## Exercise directions
For each line in the data below that holds "shown", return a copy.

··· Data rows

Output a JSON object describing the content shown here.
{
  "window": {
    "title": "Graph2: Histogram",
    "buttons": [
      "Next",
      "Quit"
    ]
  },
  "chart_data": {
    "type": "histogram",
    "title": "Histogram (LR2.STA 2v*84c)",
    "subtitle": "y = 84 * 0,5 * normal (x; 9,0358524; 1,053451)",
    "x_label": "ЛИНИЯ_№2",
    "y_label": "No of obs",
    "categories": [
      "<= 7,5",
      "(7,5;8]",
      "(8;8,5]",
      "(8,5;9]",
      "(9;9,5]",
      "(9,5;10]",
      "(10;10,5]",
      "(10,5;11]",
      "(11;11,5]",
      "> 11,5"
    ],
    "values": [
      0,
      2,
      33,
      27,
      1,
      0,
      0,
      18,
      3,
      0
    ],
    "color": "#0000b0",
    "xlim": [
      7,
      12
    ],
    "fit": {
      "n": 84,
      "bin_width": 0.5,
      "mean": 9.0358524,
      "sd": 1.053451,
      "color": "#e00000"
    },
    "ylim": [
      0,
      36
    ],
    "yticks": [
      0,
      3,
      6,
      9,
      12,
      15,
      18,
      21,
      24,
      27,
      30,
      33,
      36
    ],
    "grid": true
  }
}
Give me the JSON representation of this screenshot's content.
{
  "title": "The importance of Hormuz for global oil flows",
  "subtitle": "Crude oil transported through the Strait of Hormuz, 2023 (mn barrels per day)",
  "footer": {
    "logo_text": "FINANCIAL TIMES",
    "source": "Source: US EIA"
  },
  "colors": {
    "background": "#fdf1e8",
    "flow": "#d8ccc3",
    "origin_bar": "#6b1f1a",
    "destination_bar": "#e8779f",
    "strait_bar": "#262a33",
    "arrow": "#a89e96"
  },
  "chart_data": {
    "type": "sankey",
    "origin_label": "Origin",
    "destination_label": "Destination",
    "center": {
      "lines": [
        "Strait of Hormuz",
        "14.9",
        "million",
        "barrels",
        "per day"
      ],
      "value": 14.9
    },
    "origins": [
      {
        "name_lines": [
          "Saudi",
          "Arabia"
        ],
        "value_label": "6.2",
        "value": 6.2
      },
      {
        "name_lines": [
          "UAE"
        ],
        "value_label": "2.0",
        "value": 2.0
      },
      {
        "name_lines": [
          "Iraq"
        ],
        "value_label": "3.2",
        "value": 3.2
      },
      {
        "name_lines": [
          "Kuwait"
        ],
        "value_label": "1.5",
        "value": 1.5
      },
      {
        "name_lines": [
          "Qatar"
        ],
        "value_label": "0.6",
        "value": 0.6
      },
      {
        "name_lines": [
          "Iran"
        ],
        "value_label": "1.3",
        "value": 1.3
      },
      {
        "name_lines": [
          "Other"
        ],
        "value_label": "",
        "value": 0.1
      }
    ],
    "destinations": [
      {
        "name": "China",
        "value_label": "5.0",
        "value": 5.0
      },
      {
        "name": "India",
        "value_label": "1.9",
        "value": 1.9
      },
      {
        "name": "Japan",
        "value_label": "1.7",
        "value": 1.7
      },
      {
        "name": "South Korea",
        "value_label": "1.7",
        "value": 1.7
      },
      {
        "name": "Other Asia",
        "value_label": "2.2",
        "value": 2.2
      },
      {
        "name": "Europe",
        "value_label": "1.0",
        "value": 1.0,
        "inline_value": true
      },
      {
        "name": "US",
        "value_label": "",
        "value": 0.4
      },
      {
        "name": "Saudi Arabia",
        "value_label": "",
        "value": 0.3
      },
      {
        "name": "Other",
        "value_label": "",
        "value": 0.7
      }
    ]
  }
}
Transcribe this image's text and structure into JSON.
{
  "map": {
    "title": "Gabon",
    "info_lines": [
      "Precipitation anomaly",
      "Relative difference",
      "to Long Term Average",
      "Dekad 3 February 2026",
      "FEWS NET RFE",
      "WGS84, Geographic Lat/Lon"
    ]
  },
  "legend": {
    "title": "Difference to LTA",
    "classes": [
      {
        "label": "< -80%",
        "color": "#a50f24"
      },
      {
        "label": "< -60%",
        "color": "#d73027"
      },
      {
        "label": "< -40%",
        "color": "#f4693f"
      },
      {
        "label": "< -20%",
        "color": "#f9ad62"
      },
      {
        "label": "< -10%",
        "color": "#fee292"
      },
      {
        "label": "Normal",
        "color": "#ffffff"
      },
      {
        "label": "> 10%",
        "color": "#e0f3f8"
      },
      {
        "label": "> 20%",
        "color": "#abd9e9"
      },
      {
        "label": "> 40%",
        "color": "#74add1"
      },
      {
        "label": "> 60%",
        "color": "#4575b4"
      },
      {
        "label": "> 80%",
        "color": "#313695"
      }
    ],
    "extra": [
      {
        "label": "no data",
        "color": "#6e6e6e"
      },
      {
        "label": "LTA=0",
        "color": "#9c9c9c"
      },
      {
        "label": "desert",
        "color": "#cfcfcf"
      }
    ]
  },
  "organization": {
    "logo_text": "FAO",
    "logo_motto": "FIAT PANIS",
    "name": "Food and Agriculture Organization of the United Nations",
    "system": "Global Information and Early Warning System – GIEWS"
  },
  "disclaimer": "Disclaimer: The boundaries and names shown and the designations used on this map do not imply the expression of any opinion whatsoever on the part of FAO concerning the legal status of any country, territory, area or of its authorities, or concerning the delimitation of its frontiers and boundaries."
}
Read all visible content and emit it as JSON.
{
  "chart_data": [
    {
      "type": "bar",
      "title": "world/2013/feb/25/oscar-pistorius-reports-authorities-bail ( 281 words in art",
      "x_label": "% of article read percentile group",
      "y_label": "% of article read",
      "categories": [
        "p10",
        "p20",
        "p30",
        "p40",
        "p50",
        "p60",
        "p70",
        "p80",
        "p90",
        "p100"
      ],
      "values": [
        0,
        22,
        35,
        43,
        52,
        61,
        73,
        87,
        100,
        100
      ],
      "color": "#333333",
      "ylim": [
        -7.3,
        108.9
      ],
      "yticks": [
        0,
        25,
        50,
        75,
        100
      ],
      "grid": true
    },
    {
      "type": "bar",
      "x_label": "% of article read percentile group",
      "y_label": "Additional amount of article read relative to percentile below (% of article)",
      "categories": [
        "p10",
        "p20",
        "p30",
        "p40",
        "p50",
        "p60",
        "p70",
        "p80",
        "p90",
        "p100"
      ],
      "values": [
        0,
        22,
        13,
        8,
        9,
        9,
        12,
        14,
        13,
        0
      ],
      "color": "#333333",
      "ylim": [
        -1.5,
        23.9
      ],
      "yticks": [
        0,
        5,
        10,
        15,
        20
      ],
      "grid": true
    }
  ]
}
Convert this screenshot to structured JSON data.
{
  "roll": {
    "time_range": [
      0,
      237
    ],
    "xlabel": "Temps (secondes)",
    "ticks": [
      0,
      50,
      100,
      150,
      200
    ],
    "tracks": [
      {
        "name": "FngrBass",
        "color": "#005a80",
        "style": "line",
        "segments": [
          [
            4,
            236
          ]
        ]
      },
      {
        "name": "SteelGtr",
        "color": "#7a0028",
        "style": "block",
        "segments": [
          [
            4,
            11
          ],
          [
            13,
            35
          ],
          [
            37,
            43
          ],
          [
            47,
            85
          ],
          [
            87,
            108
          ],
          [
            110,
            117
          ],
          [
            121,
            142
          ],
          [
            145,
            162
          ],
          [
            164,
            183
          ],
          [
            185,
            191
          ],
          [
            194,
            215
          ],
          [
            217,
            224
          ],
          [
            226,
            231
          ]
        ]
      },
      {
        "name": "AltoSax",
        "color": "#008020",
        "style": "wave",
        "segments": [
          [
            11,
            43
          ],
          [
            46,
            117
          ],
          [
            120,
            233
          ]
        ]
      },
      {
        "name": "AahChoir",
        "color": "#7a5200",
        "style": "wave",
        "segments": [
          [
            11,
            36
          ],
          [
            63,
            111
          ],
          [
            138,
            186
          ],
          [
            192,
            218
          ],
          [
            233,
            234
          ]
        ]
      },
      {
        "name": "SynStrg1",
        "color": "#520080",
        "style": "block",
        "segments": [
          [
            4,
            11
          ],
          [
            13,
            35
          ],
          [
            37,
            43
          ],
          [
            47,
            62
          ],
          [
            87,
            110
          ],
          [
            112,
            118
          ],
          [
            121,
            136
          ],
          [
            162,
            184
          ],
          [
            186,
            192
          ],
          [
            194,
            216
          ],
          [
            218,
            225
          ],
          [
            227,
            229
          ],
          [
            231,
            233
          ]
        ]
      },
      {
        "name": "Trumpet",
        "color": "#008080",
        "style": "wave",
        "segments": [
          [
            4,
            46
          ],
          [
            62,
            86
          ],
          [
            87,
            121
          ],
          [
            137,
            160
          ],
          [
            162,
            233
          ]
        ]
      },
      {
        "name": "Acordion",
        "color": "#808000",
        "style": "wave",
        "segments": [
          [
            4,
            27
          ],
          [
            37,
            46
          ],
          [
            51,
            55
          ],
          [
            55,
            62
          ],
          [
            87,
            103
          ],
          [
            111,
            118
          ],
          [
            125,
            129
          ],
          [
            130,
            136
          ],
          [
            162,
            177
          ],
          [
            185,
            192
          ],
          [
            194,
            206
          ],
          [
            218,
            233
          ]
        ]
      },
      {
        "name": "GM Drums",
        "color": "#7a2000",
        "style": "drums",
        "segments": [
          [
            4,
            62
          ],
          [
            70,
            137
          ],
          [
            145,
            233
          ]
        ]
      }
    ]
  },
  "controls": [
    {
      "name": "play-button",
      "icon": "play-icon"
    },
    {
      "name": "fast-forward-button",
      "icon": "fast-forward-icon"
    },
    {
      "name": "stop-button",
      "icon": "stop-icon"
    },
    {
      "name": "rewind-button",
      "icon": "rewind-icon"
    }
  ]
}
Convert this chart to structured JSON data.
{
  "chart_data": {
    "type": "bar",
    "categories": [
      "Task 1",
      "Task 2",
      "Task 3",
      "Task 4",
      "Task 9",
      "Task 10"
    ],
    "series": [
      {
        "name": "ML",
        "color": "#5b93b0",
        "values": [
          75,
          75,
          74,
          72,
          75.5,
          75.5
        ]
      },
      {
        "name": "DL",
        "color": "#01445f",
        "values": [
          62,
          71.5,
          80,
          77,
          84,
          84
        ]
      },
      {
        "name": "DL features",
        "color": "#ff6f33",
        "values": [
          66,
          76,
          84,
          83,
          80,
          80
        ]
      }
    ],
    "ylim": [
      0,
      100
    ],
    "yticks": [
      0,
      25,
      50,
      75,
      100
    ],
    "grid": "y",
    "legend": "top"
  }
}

······

## Final result
Output a JSON object describing the content shown here.
  "disclaimer": "Disclaimer: The boundaries and names shown and the designations used on this map do not imply the expression of any opinion whatsoever on the part of FAO concerning the legal status of any country, territory, area or of its authorities, or concerning the delimitation of its frontiers and boundaries."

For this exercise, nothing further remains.